■ The request: Find the lines that contain the word "IXIC" and copy each one.

-- START --

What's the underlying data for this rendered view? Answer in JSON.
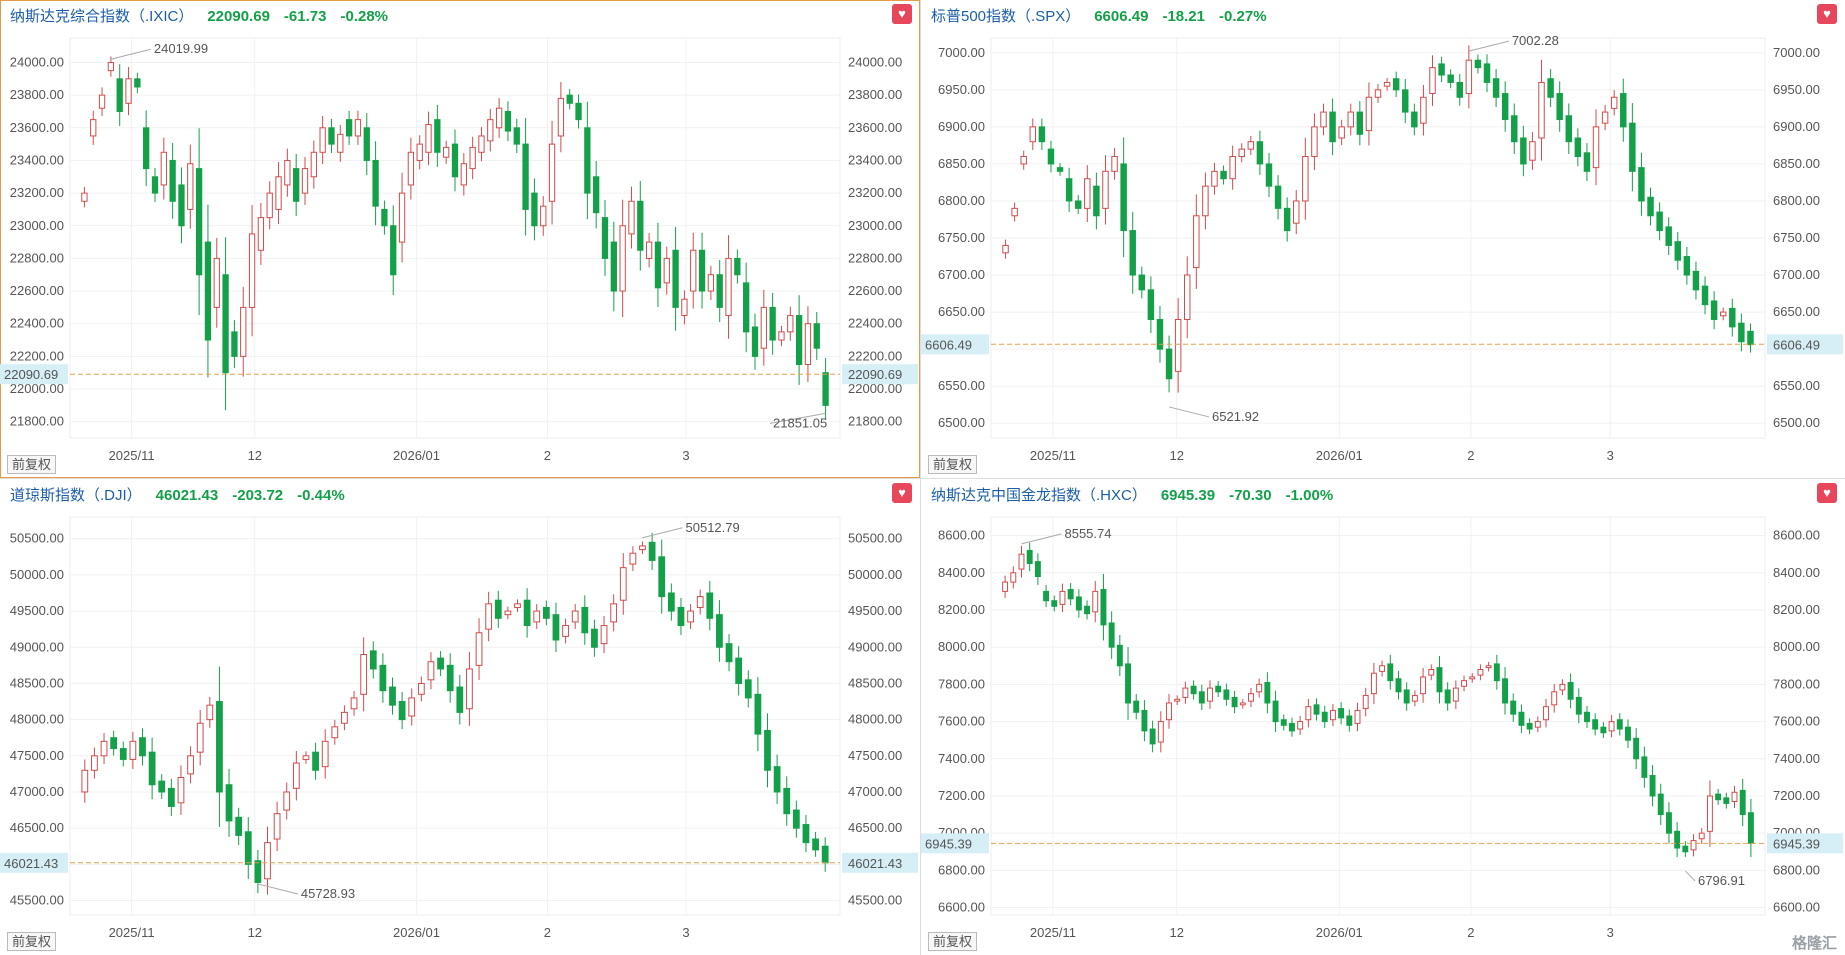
{
  "frequency_label": "前复权",
  "watermark": "格隆汇",
  "icons": {
    "favorite": "heart-icon"
  },
  "colors": {
    "up": "#d24b4b",
    "down": "#13a048",
    "refline": "#e3a24a",
    "label_bg": "#d6eef6"
  },
  "panels": [
    {
      "name": "纳斯达克综合指数（.IXIC）",
      "price": "22090.69",
      "change": "-61.73",
      "percent": "-0.28%",
      "current_label": "22090.69",
      "high_label": "24019.99",
      "low_label": "21851.05",
      "y_ticks": [
        "24000.00",
        "23800.00",
        "23600.00",
        "23400.00",
        "23200.00",
        "23000.00",
        "22800.00",
        "22600.00",
        "22400.00",
        "22200.00",
        "22000.00",
        "21800.00"
      ],
      "x_ticks": [
        "2025/11",
        "12",
        "2026/01",
        "2",
        "3"
      ],
      "frequency": "前复权"
    },
    {
      "name": "标普500指数（.SPX）",
      "price": "6606.49",
      "change": "-18.21",
      "percent": "-0.27%",
      "current_label": "6606.49",
      "high_label": "7002.28",
      "low_label": "6521.92",
      "y_ticks": [
        "7000.00",
        "6950.00",
        "6900.00",
        "6850.00",
        "6800.00",
        "6750.00",
        "6700.00",
        "6650.00",
        "6600.00",
        "6550.00",
        "6500.00"
      ],
      "x_ticks": [
        "2025/11",
        "12",
        "2026/01",
        "2",
        "3"
      ],
      "frequency": "前复权"
    },
    {
      "name": "道琼斯指数（.DJI）",
      "price": "46021.43",
      "change": "-203.72",
      "percent": "-0.44%",
      "current_label": "46021.43",
      "high_label": "50512.79",
      "low_label": "45728.93",
      "y_ticks": [
        "50500.00",
        "50000.00",
        "49500.00",
        "49000.00",
        "48500.00",
        "48000.00",
        "47500.00",
        "47000.00",
        "46500.00",
        "46000.00",
        "45500.00"
      ],
      "x_ticks": [
        "2025/11",
        "12",
        "2026/01",
        "2",
        "3"
      ],
      "frequency": "前复权"
    },
    {
      "name": "纳斯达克中国金龙指数（.HXC）",
      "price": "6945.39",
      "change": "-70.30",
      "percent": "-1.00%",
      "current_label": "6945.39",
      "high_label": "8555.74",
      "low_label": "6796.91",
      "y_ticks": [
        "8600.00",
        "8400.00",
        "8200.00",
        "8000.00",
        "7800.00",
        "7600.00",
        "7400.00",
        "7200.00",
        "7000.00",
        "6800.00",
        "6600.00"
      ],
      "x_ticks": [
        "2025/11",
        "12",
        "2026/01",
        "2",
        "3"
      ],
      "frequency": "前复权"
    }
  ],
  "chart_data": [
    {
      "type": "candlestick",
      "title": "纳斯达克综合指数（.IXIC）",
      "ylim": [
        21700,
        24150
      ],
      "current": 22090.69,
      "high": 24019.99,
      "low": 21851.05,
      "x_ticks": [
        "2025/11",
        "12",
        "2026/01",
        "2",
        "3"
      ],
      "series_close": [
        23200,
        23650,
        23800,
        24000,
        23700,
        23900,
        23850,
        23350,
        23200,
        23450,
        23150,
        23000,
        23380,
        22700,
        22300,
        22800,
        22100,
        22200,
        22500,
        22950,
        23050,
        23200,
        23300,
        23400,
        23150,
        23350,
        23450,
        23600,
        23500,
        23560,
        23550,
        23650,
        23400,
        23120,
        23000,
        22700,
        23200,
        23450,
        23500,
        23620,
        23450,
        23480,
        23300,
        23380,
        23480,
        23550,
        23650,
        23720,
        23580,
        23500,
        23100,
        23000,
        23120,
        23500,
        23780,
        23750,
        23650,
        23200,
        23080,
        22800,
        22600,
        23000,
        23150,
        22850,
        22900,
        22620,
        22800,
        22500,
        22550,
        22850,
        22600,
        22700,
        22500,
        22800,
        22700,
        22350,
        22200,
        22500,
        22300,
        22350,
        22450,
        22150,
        22400,
        22250,
        21900
      ],
      "series_open": [
        23150,
        23550,
        23720,
        23950,
        23900,
        23750,
        23900,
        23600,
        23300,
        23250,
        23400,
        23250,
        23100,
        23350,
        22900,
        22500,
        22700,
        22350,
        22200,
        22500,
        22850,
        23050,
        23100,
        23250,
        23350,
        23200,
        23300,
        23450,
        23600,
        23450,
        23650,
        23550,
        23600,
        23400,
        23100,
        23000,
        22900,
        23250,
        23400,
        23450,
        23650,
        23420,
        23500,
        23250,
        23350,
        23450,
        23520,
        23600,
        23700,
        23600,
        23500,
        23200,
        23000,
        23150,
        23550,
        23800,
        23750,
        23600,
        23300,
        23050,
        22900,
        22600,
        22950,
        23150,
        22800,
        22900,
        22650,
        22850,
        22450,
        22600,
        22850,
        22600,
        22700,
        22450,
        22800,
        22650,
        22380,
        22250,
        22500,
        22300,
        22350,
        22450,
        22150,
        22400,
        22100
      ],
      "n": 85
    },
    {
      "type": "candlestick",
      "title": "标普500指数（.SPX）",
      "ylim": [
        6480,
        7020
      ],
      "current": 6606.49,
      "high": 7002.28,
      "low": 6521.92,
      "x_ticks": [
        "2025/11",
        "12",
        "2026/01",
        "2",
        "3"
      ],
      "series_close": [
        6740,
        6790,
        6860,
        6900,
        6880,
        6850,
        6840,
        6800,
        6790,
        6830,
        6780,
        6840,
        6860,
        6760,
        6700,
        6680,
        6640,
        6600,
        6560,
        6640,
        6700,
        6780,
        6820,
        6840,
        6830,
        6860,
        6870,
        6880,
        6850,
        6820,
        6790,
        6760,
        6800,
        6860,
        6900,
        6920,
        6880,
        6900,
        6920,
        6890,
        6940,
        6950,
        6960,
        6950,
        6920,
        6900,
        6940,
        6980,
        6970,
        6960,
        6940,
        6990,
        6980,
        6960,
        6940,
        6910,
        6880,
        6850,
        6880,
        6960,
        6940,
        6910,
        6880,
        6860,
        6840,
        6900,
        6920,
        6940,
        6900,
        6840,
        6800,
        6780,
        6760,
        6740,
        6720,
        6700,
        6680,
        6660,
        6640,
        6650,
        6630,
        6610,
        6606
      ],
      "series_open": [
        6730,
        6780,
        6850,
        6880,
        6900,
        6870,
        6845,
        6830,
        6800,
        6790,
        6820,
        6790,
        6840,
        6850,
        6760,
        6700,
        6680,
        6640,
        6600,
        6570,
        6640,
        6710,
        6780,
        6820,
        6840,
        6830,
        6860,
        6870,
        6880,
        6850,
        6820,
        6790,
        6770,
        6800,
        6860,
        6900,
        6920,
        6885,
        6900,
        6920,
        6895,
        6940,
        6955,
        6965,
        6950,
        6920,
        6905,
        6945,
        6985,
        6970,
        6960,
        6945,
        6990,
        6985,
        6965,
        6945,
        6915,
        6885,
        6855,
        6885,
        6965,
        6945,
        6915,
        6885,
        6865,
        6845,
        6905,
        6925,
        6945,
        6905,
        6845,
        6805,
        6785,
        6765,
        6745,
        6725,
        6705,
        6685,
        6665,
        6645,
        6655,
        6635,
        6624
      ],
      "n": 83
    },
    {
      "type": "candlestick",
      "title": "道琼斯指数（.DJI）",
      "ylim": [
        45300,
        50800
      ],
      "current": 46021.43,
      "high": 50512.79,
      "low": 45728.93,
      "x_ticks": [
        "2025/11",
        "12",
        "2026/01",
        "2",
        "3"
      ],
      "series_close": [
        47300,
        47500,
        47700,
        47600,
        47450,
        47700,
        47500,
        47100,
        47000,
        46800,
        47200,
        47500,
        47950,
        48200,
        47000,
        46600,
        46400,
        46000,
        45750,
        46300,
        46700,
        47000,
        47400,
        47500,
        47300,
        47700,
        47900,
        48100,
        48300,
        48900,
        48700,
        48400,
        48200,
        48000,
        48300,
        48500,
        48800,
        48700,
        48400,
        48100,
        48700,
        49200,
        49600,
        49400,
        49500,
        49600,
        49300,
        49500,
        49400,
        49100,
        49300,
        49500,
        49200,
        49000,
        49300,
        49600,
        50100,
        50300,
        50400,
        50200,
        49700,
        49500,
        49300,
        49500,
        49700,
        49400,
        49000,
        48800,
        48500,
        48300,
        47800,
        47300,
        47000,
        46700,
        46500,
        46300,
        46200,
        46021
      ],
      "series_open": [
        47000,
        47300,
        47500,
        47750,
        47600,
        47450,
        47750,
        47550,
        47150,
        47050,
        46850,
        47250,
        47550,
        48000,
        48250,
        47100,
        46650,
        46450,
        46050,
        45800,
        46350,
        46750,
        47050,
        47450,
        47550,
        47350,
        47750,
        47950,
        48150,
        48350,
        48950,
        48750,
        48450,
        48250,
        48050,
        48350,
        48550,
        48850,
        48750,
        48450,
        48150,
        48750,
        49250,
        49650,
        49450,
        49550,
        49650,
        49350,
        49550,
        49450,
        49150,
        49350,
        49550,
        49250,
        49050,
        49350,
        49650,
        50150,
        50350,
        50450,
        50250,
        49750,
        49550,
        49350,
        49550,
        49750,
        49450,
        49050,
        48850,
        48550,
        48350,
        47850,
        47350,
        47050,
        46750,
        46550,
        46350,
        46250
      ],
      "n": 78
    },
    {
      "type": "candlestick",
      "title": "纳斯达克中国金龙指数（.HXC）",
      "ylim": [
        6560,
        8700
      ],
      "current": 6945.39,
      "high": 8555.74,
      "low": 6796.91,
      "x_ticks": [
        "2025/11",
        "12",
        "2026/01",
        "2",
        "3"
      ],
      "series_close": [
        8350,
        8400,
        8500,
        8450,
        8380,
        8250,
        8220,
        8300,
        8260,
        8200,
        8180,
        8300,
        8120,
        8000,
        7900,
        7700,
        7650,
        7550,
        7480,
        7600,
        7700,
        7720,
        7780,
        7750,
        7700,
        7780,
        7760,
        7720,
        7680,
        7700,
        7750,
        7800,
        7700,
        7600,
        7580,
        7550,
        7600,
        7680,
        7640,
        7600,
        7660,
        7620,
        7580,
        7660,
        7740,
        7860,
        7900,
        7820,
        7760,
        7700,
        7740,
        7840,
        7880,
        7760,
        7700,
        7780,
        7820,
        7840,
        7880,
        7900,
        7820,
        7700,
        7640,
        7580,
        7560,
        7600,
        7680,
        7760,
        7800,
        7720,
        7640,
        7600,
        7560,
        7540,
        7600,
        7560,
        7500,
        7400,
        7300,
        7200,
        7100,
        7000,
        6920,
        6900,
        6960,
        7000,
        7200,
        7180,
        7160,
        7220,
        7100,
        6946
      ],
      "series_open": [
        8300,
        8350,
        8420,
        8520,
        8460,
        8300,
        8250,
        8230,
        8310,
        8270,
        8220,
        8190,
        8310,
        8130,
        8010,
        7910,
        7710,
        7660,
        7560,
        7490,
        7610,
        7710,
        7730,
        7790,
        7760,
        7710,
        7790,
        7770,
        7730,
        7690,
        7710,
        7760,
        7810,
        7710,
        7610,
        7590,
        7560,
        7610,
        7690,
        7650,
        7610,
        7670,
        7630,
        7590,
        7670,
        7750,
        7870,
        7910,
        7830,
        7770,
        7710,
        7750,
        7850,
        7890,
        7770,
        7710,
        7790,
        7830,
        7850,
        7890,
        7910,
        7830,
        7710,
        7650,
        7590,
        7570,
        7610,
        7690,
        7770,
        7810,
        7730,
        7650,
        7610,
        7570,
        7550,
        7610,
        7570,
        7510,
        7410,
        7310,
        7210,
        7110,
        7010,
        6930,
        6910,
        6970,
        7010,
        7210,
        7190,
        7170,
        7230,
        7110
      ],
      "n": 92
    }
  ]
}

-- END --

■ Answer for this exercise:
      "name": "纳斯达克综合指数（.IXIC）",
      "title": "纳斯达克综合指数（.IXIC）",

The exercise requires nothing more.